- **EXERCISE DETAILS**:
Count the lines in the items below that contain the string "initializing". Reply with only that number.

- **AVAILABLE DATA**:
******
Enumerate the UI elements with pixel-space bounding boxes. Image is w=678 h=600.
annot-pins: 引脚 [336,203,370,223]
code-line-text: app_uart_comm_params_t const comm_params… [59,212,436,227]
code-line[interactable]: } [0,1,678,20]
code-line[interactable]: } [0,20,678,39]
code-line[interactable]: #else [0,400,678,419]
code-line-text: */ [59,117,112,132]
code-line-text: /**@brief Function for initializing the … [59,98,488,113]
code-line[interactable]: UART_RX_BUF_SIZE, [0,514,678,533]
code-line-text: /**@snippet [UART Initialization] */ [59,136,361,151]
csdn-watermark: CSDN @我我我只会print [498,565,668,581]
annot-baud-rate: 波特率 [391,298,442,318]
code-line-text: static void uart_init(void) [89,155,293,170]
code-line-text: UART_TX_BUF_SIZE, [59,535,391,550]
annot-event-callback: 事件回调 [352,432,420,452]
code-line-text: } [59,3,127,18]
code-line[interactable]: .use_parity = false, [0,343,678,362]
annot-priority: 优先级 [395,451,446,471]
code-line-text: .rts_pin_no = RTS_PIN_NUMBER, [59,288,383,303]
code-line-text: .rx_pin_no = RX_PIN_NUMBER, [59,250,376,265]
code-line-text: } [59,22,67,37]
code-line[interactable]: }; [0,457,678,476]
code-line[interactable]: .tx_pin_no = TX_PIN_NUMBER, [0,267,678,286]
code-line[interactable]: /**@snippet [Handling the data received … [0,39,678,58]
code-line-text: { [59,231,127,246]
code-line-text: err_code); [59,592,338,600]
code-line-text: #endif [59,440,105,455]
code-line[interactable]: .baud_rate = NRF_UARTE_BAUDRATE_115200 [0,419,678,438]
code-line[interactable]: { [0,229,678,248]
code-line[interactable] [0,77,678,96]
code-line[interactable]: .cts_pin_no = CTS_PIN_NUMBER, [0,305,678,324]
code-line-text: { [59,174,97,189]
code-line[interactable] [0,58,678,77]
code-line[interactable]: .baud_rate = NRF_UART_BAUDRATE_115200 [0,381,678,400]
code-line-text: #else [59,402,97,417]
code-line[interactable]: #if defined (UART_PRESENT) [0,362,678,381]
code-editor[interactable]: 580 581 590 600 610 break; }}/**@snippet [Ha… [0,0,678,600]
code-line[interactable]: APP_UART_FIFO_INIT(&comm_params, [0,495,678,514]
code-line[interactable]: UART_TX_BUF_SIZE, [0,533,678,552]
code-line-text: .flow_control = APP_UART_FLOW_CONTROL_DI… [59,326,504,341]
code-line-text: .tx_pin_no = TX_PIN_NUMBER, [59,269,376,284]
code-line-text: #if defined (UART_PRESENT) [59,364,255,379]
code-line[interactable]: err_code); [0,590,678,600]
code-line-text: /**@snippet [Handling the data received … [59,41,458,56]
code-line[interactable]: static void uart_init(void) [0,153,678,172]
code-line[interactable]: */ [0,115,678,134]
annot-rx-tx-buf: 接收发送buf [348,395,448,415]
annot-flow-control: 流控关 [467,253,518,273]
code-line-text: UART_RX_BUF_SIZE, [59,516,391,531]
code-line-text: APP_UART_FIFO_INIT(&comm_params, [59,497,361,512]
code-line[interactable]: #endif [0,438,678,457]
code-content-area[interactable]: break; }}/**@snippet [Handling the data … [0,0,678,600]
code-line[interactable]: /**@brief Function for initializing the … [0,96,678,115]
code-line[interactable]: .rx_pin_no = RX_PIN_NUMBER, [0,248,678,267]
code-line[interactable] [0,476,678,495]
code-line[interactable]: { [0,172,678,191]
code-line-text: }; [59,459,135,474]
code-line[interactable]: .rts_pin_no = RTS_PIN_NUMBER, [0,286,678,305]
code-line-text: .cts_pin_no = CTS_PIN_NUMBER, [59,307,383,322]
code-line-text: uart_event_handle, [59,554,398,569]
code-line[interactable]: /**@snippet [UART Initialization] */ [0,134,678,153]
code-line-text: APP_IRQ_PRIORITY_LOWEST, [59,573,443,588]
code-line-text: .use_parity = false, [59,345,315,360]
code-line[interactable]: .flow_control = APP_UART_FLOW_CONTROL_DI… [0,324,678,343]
******
- **RESPONSE BELOW**:
2